• **The exercise**
Tally the lines in the records underneath that contain the string "bantuan", and state the figure by itself.

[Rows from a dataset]
--------------------

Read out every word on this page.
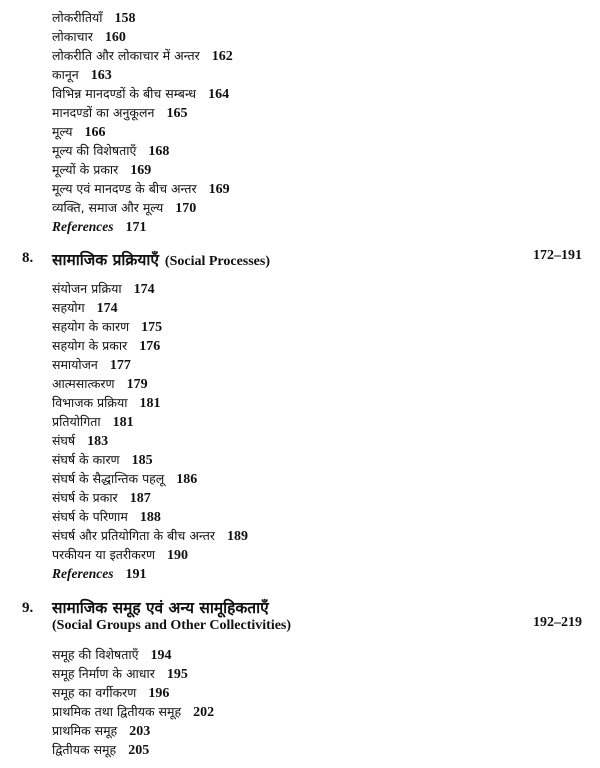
लोकरीतियाँ 158
लोकाचार 160
लोकरीति और लोकाचार में अन्तर 162
कानून 163
विभिन्न मानदण्डों के बीच सम्बन्ध 164
मानदण्डों का अनुकूलन 165
मूल्य 166
मूल्य की विशेषताएँ 168
मूल्यों के प्रकार 169
मूल्य एवं मानदण्ड के बीच अन्तर 169
व्यक्ति, समाज और मूल्य 170
References 171
8. सामाजिक प्रक्रियाएँ (Social Processes)	172–191
संयोजन प्रक्रिया 174
सहयोग 174
सहयोग के कारण 175
सहयोग के प्रकार 176
समायोजन 177
आत्मसात्करण 179
विभाजक प्रक्रिया 181
प्रतियोगिता 181
संघर्ष 183
संघर्ष के कारण 185
संघर्ष के सैद्धान्तिक पहलू 186
संघर्ष के प्रकार 187
संघर्ष के परिणाम 188
संघर्ष और प्रतियोगिता के बीच अन्तर 189
परकीयन या इतरीकरण 190
References 191
9. सामाजिक समूह एवं अन्य सामूहिकताएँ
(Social Groups and Other Collectivities)	192–219
समूह की विशेषताएँ 194
समूह निर्माण के आधार 195
समूह का वर्गीकरण 196
प्राथमिक तथा द्वितीयक समूह 202
प्राथमिक समूह 203
द्वितीयक समूह 205
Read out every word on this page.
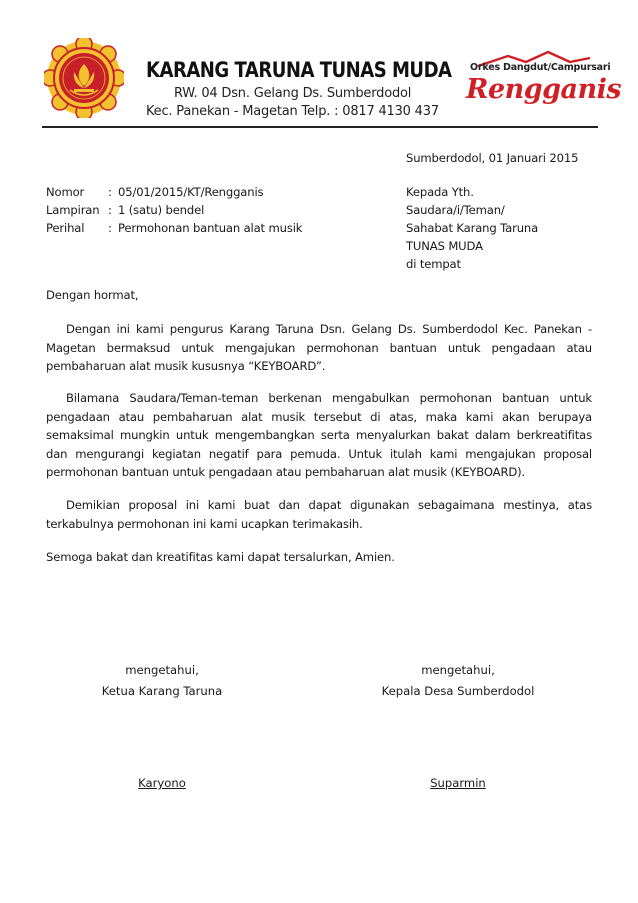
KARANG TARUNA TUNAS MUDA
RW. 04 Dsn. Gelang Ds. Sumberdodol
Kec. Panekan - Magetan Telp. : 0817 4130 437
Orkes Dangdut/Campursari
Rengganis
Sumberdodol, 01 Januari 2015
Nomor	: 05/01/2015/KT/Rengganis
Lampiran : 1 (satu) bendel
Perihal	: Permohonan bantuan alat musik
Kepada Yth.
Saudara/i/Teman/
Sahabat Karang Taruna
TUNAS MUDA
di tempat
Dengan hormat,
Dengan ini kami pengurus Karang Taruna Dsn. Gelang Ds. Sumberdodol Kec. Panekan - Magetan bermaksud untuk mengajukan permohonan bantuan untuk pengadaan atau pembaharuan alat musik kususnya “KEYBOARD”.
Bilamana Saudara/Teman-teman berkenan mengabulkan permohonan bantuan untuk pengadaan atau pembaharuan alat musik tersebut di atas, maka kami akan berupaya semaksimal mungkin untuk mengembangkan serta menyalurkan bakat dalam berkreatifitas dan mengurangi kegiatan negatif para pemuda. Untuk itulah kami mengajukan proposal permohonan bantuan untuk pengadaan atau pembaharuan alat musik (KEYBOARD).
Demikian proposal ini kami buat dan dapat digunakan sebagaimana mestinya, atas terkabulnya permohonan ini kami ucapkan terimakasih.
Semoga bakat dan kreatifitas kami dapat tersalurkan, Amien.
mengetahui,
Ketua Karang Taruna
Karyono
mengetahui,
Kepala Desa Sumberdodol
Suparmin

--------------------

• **Expected answer**
3